▸ **Working data**
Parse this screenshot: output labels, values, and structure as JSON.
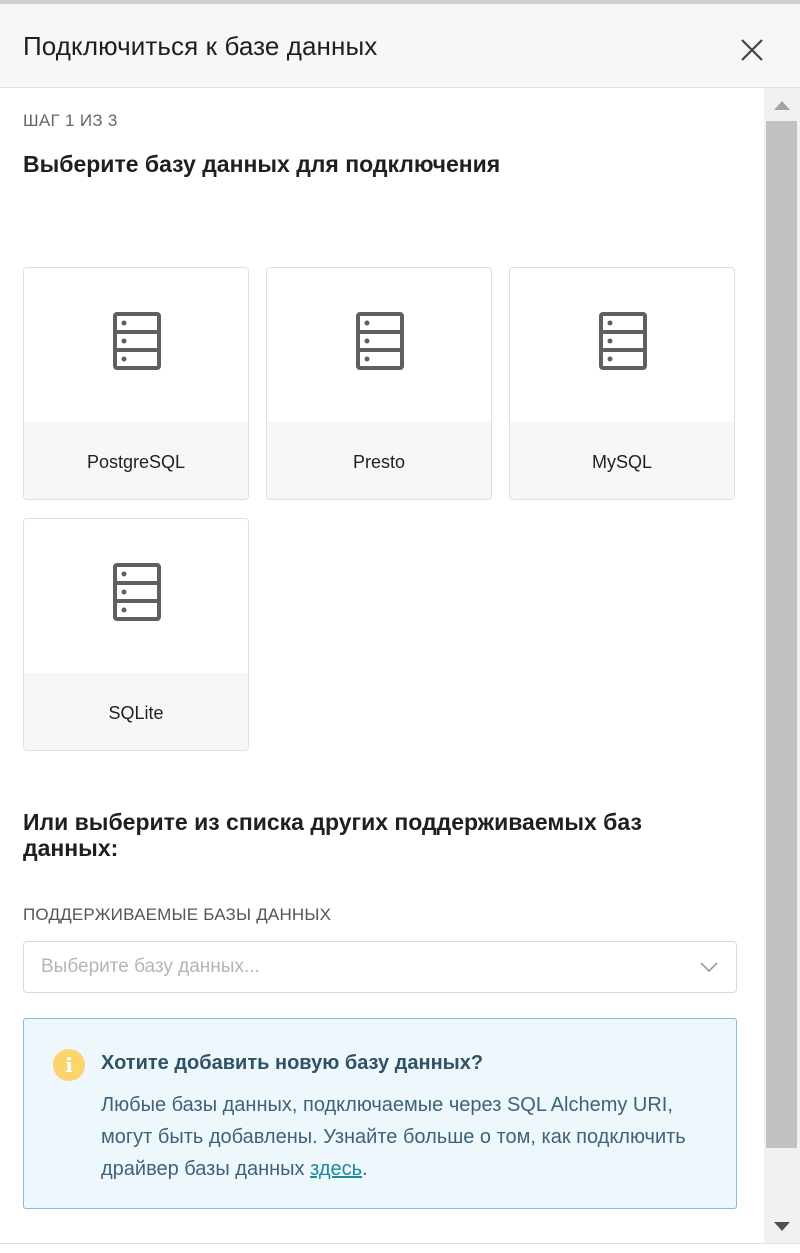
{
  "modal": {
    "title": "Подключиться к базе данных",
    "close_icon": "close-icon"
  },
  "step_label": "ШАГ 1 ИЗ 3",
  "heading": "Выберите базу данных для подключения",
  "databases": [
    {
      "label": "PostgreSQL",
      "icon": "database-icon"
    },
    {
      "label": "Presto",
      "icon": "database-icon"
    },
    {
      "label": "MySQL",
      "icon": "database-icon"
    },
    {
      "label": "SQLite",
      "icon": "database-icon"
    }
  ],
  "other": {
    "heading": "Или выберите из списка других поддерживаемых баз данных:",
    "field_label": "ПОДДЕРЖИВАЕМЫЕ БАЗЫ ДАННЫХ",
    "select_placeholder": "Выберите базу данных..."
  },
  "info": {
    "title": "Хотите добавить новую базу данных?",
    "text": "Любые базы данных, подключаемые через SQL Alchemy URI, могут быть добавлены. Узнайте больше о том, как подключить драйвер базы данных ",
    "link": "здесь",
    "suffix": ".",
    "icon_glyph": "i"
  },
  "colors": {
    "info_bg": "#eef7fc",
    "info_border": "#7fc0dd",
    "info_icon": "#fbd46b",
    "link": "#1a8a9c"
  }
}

▸ **What you are asked to do**
The required answer is a single number: the count of lines in the entries that hold the string "heading".

▸ **Reply to the task**
2